**Exercise objective**
Copy, in full, each line of the material that holds the word "needles".
------------------------------------------------------------
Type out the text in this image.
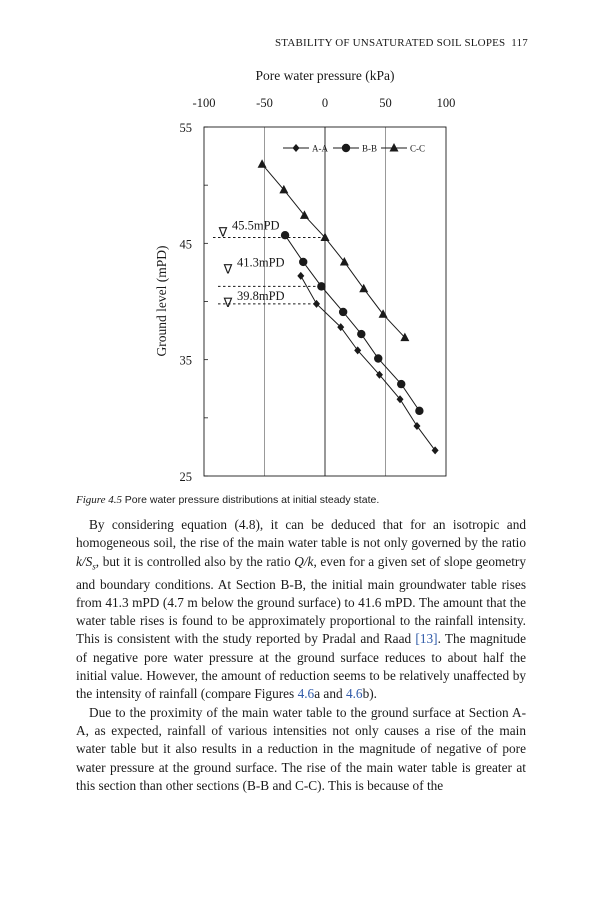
STABILITY OF UNSATURATED SOIL SLOPES 117
Pore water pressure (kPa)
-100	-50	0	50	100
55
45
35
25
Ground level (mPD)
∇ 45.5mPD
∇ 41.3mPD
∇ 39.8mPD
A-A	B-B	C-C
Figure 4.5 Pore water pressure distributions at initial steady state.

By considering equation (4.8), it can be deduced that for an isotropic and homogeneous soil, the rise of the main water table is not only governed by the ratio $k/S_s$, but it is controlled also by the ratio Q/k, even for a given set of slope geometry and boundary conditions. At Section B-B, the initial main groundwater table rises from 41.3 mPD (4.7 m below the ground surface) to 41.6 mPD. The amount that the water table rises is found to be approximately proportional to the rainfall intensity. This is consistent with the study reported by Pradal and Raad [13]. The magnitude of negative pore water pressure at the ground surface reduces to about half the initial value. However, the amount of reduction seems to be relatively unaffected by the intensity of rainfall (compare Figures 4.6a and 4.6b).

Due to the proximity of the main water table to the ground surface at Section A-A, as expected, rainfall of various intensities not only causes a rise of the main water table but it also results in a reduction in the magnitude of negative of pore water pressure at the ground surface. The rise of the main water table is greater at this section than other sections (B-B and C-C). This is because of the
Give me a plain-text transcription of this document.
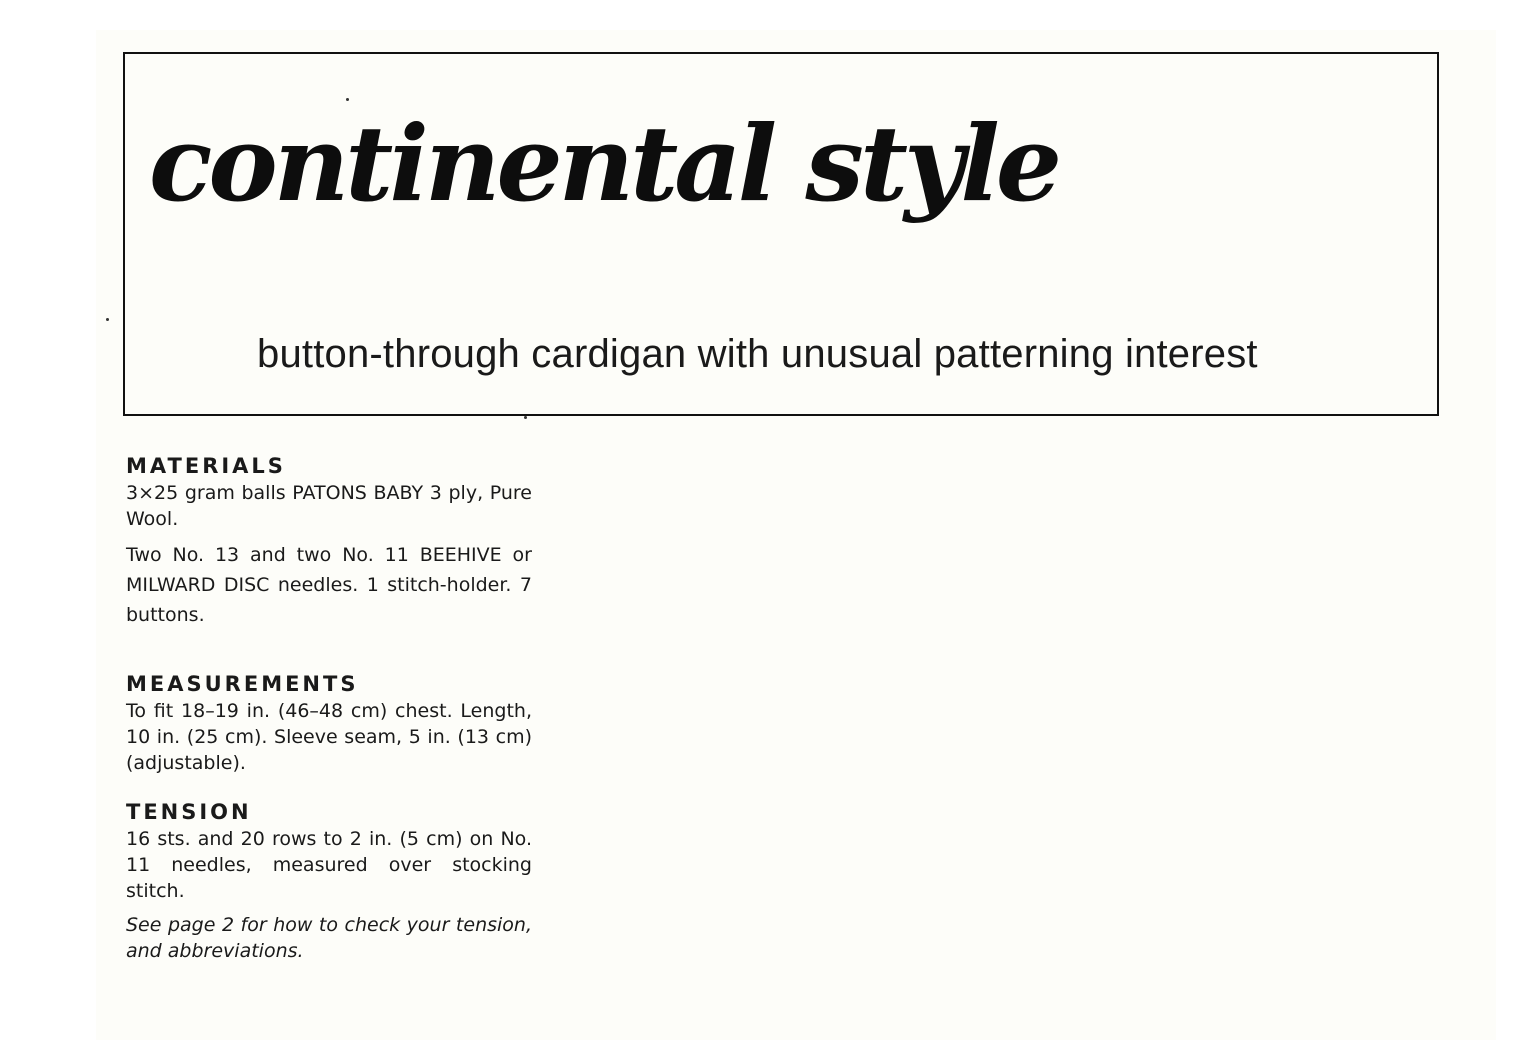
continental style

button-through cardigan with unusual patterning interest

MATERIALS

3×25 gram balls PATONS BABY 3 ply, Pure Wool.

Two No. 13 and two No. 11 BEEHIVE or MILWARD DISC needles. 1 stitch-holder. 7 buttons.

MEASUREMENTS

To fit 18–19 in. (46–48 cm) chest. Length, 10 in. (25 cm). Sleeve seam, 5 in. (13 cm) (adjustable).

TENSION

16 sts. and 20 rows to 2 in. (5 cm) on No. 11 needles, measured over stocking stitch.

See page 2 for how to check your tension, and abbreviations.
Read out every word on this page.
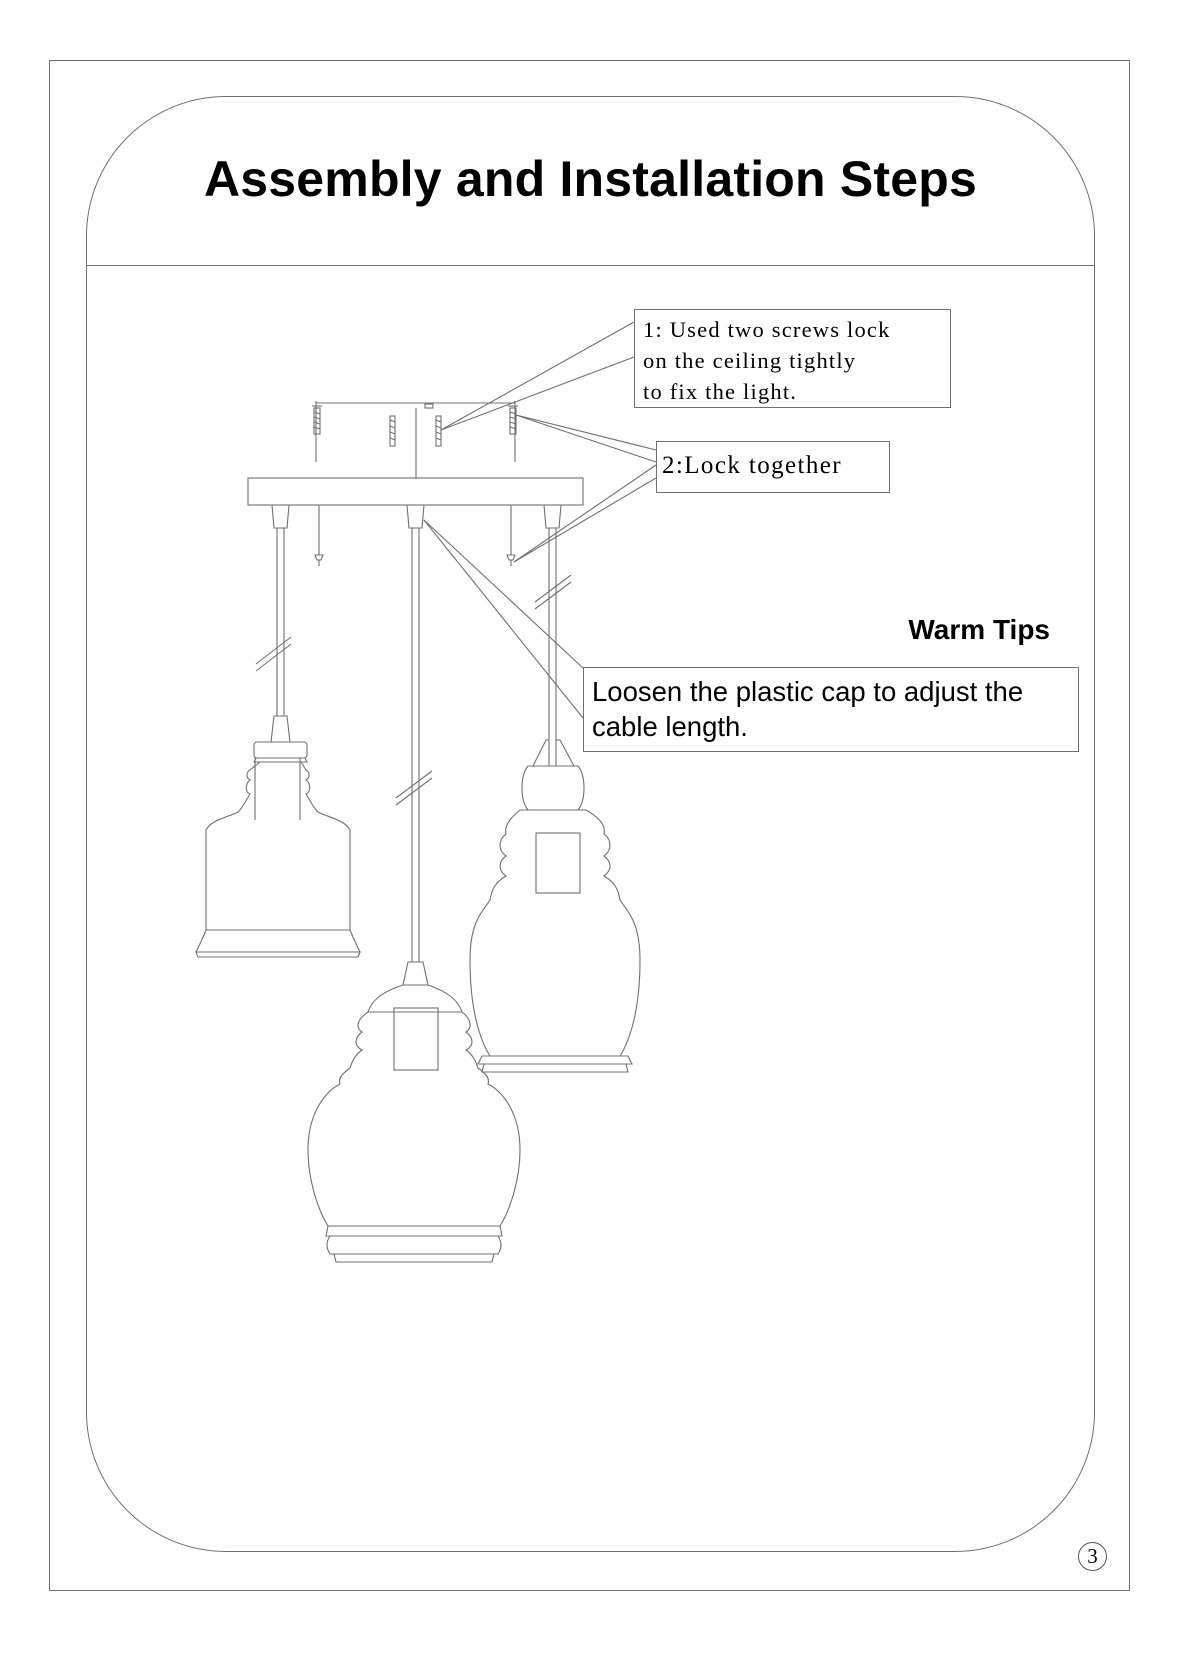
Assembly and Installation Steps
1: Used two screws lock
on the ceiling tightly
to fix the light.
2:Lock together
Warm Tips
Loosen the plastic cap to adjust the cable length.
3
------------------------------------------------------------
**Reply to the task**
Two No. 13 and two No. 11 BEEHIVE or MILWARD DISC needles. 1 stitch-holder. 7 buttons.
16 sts. and 20 rows to 2 in. (5 cm) on No. 11 needles, measured over stocking stitch.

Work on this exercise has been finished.